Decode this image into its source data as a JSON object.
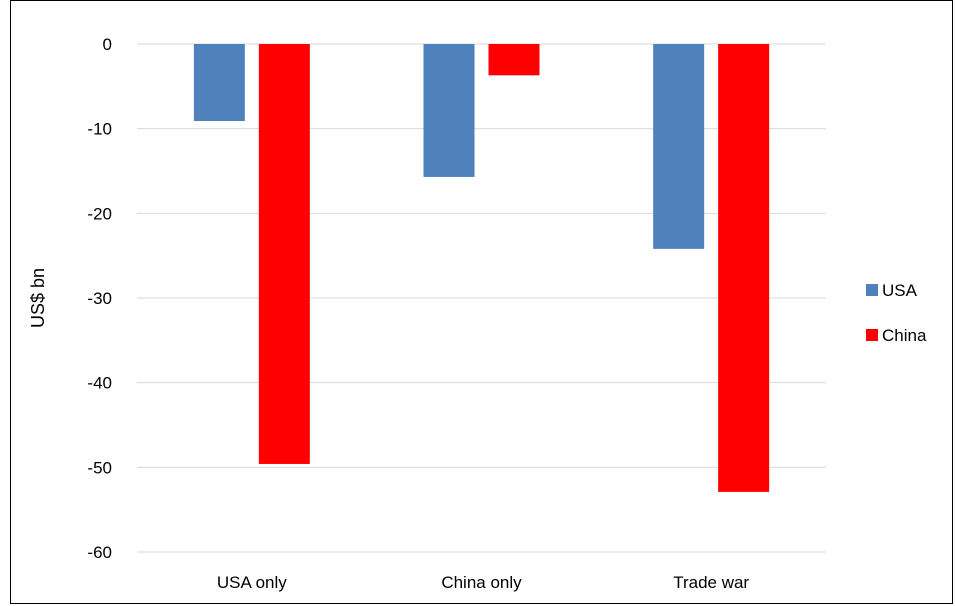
{
  "chart_data": {
    "type": "bar",
    "categories": [
      "USA only",
      "China only",
      "Trade war"
    ],
    "series": [
      {
        "name": "USA",
        "values": [
          -9.1,
          -15.7,
          -24.2
        ],
        "color": "#4f81bd"
      },
      {
        "name": "China",
        "values": [
          -49.6,
          -3.7,
          -52.9
        ],
        "color": "#ff0000"
      }
    ],
    "ylabel": "US$ bn",
    "xlabel": "",
    "ylim": [
      -60,
      0
    ],
    "yticks": [
      0,
      -10,
      -20,
      -30,
      -40,
      -50,
      -60
    ],
    "ytick_labels": [
      "0",
      "-10",
      "-20",
      "-30",
      "-40",
      "-50",
      "-60"
    ],
    "grid": true,
    "legend_position": "right",
    "gridline_color": "#d9d9d9"
  }
}
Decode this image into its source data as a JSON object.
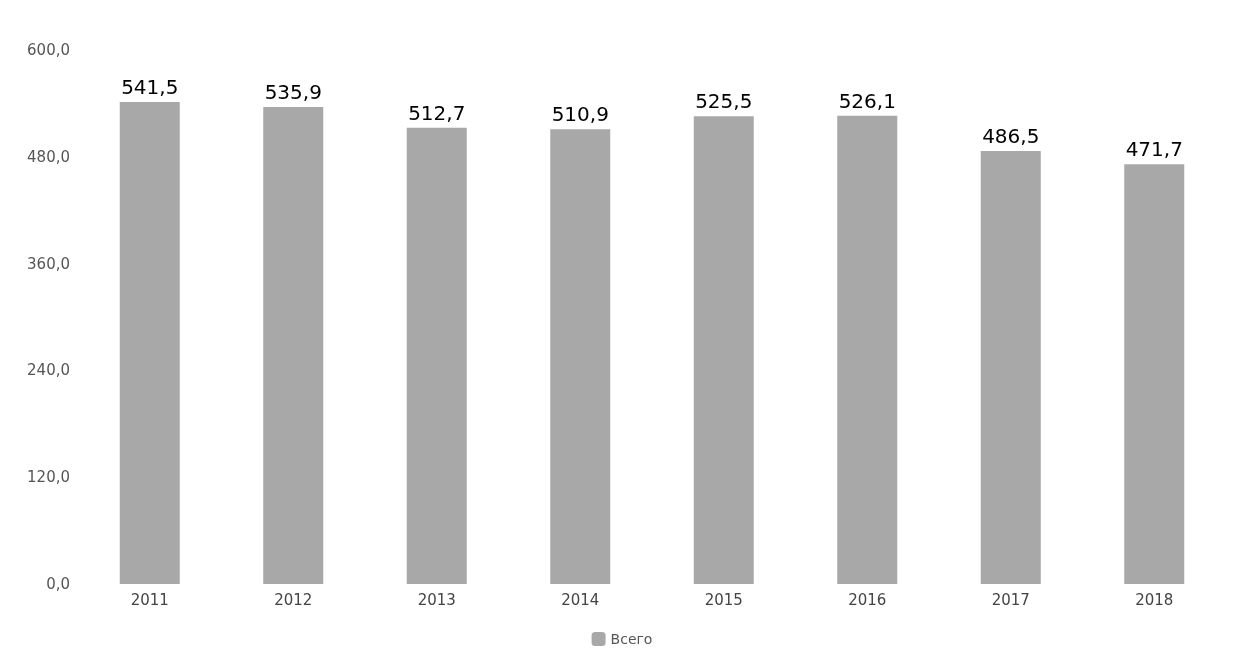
{
  "chart_data": {
    "type": "bar",
    "categories": [
      "2011",
      "2012",
      "2013",
      "2014",
      "2015",
      "2016",
      "2017",
      "2018"
    ],
    "series": [
      {
        "name": "Всего",
        "color": "#a8a8a8",
        "values": [
          541.5,
          535.9,
          512.7,
          510.9,
          525.5,
          526.1,
          486.5,
          471.7
        ],
        "value_labels": [
          "541,5",
          "535,9",
          "512,7",
          "510,9",
          "525,5",
          "526,1",
          "486,5",
          "471,7"
        ]
      }
    ],
    "ylim": [
      0,
      600
    ],
    "yticks": [
      {
        "value": 0,
        "label": "0,0"
      },
      {
        "value": 120,
        "label": "120,0"
      },
      {
        "value": 240,
        "label": "240,0"
      },
      {
        "value": 360,
        "label": "360,0"
      },
      {
        "value": 480,
        "label": "480,0"
      },
      {
        "value": 600,
        "label": "600,0"
      }
    ],
    "grid": false,
    "legend": "bottom"
  }
}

☆ ☆ ☆ ☆

* [WRITTEN PROBLEM]: None of the pictures should appear; repeat the records exactly otherwise.

* [COMPLETED TASK]:
Decode this image into its source data as a JSON object.
{
  "chart_data": {
    "type": "bar",
    "categories": [
      "USA only",
      "China only",
      "Trade war"
    ],
    "series": [
      {
        "name": "USA",
        "values": [
          -9.1,
          -15.7,
          -24.2
        ],
        "color": "#4f81bd"
      },
      {
        "name": "China",
        "values": [
          -49.6,
          -3.7,
          -52.9
        ],
        "color": "#ff0000"
      }
    ],
    "ylabel": "US$ bn",
    "xlabel": "",
    "ylim": [
      -60,
      0
    ],
    "yticks": [
      0,
      -10,
      -20,
      -30,
      -40,
      -50,
      -60
    ],
    "ytick_labels": [
      "0",
      "-10",
      "-20",
      "-30",
      "-40",
      "-50",
      "-60"
    ],
    "grid": true,
    "legend_position": "right",
    "gridline_color": "#d9d9d9"
  }
}
Decode this image into its source data as a JSON object.
{
  "chart_data": {
    "type": "bar",
    "categories": [
      "2011",
      "2012",
      "2013",
      "2014",
      "2015",
      "2016",
      "2017",
      "2018"
    ],
    "series": [
      {
        "name": "Всего",
        "color": "#a8a8a8",
        "values": [
          541.5,
          535.9,
          512.7,
          510.9,
          525.5,
          526.1,
          486.5,
          471.7
        ],
        "value_labels": [
          "541,5",
          "535,9",
          "512,7",
          "510,9",
          "525,5",
          "526,1",
          "486,5",
          "471,7"
        ]
      }
    ],
    "ylim": [
      0,
      600
    ],
    "yticks": [
      {
        "value": 0,
        "label": "0,0"
      },
      {
        "value": 120,
        "label": "120,0"
      },
      {
        "value": 240,
        "label": "240,0"
      },
      {
        "value": 360,
        "label": "360,0"
      },
      {
        "value": 480,
        "label": "480,0"
      },
      {
        "value": 600,
        "label": "600,0"
      }
    ],
    "grid": false,
    "legend": "bottom"
  }
}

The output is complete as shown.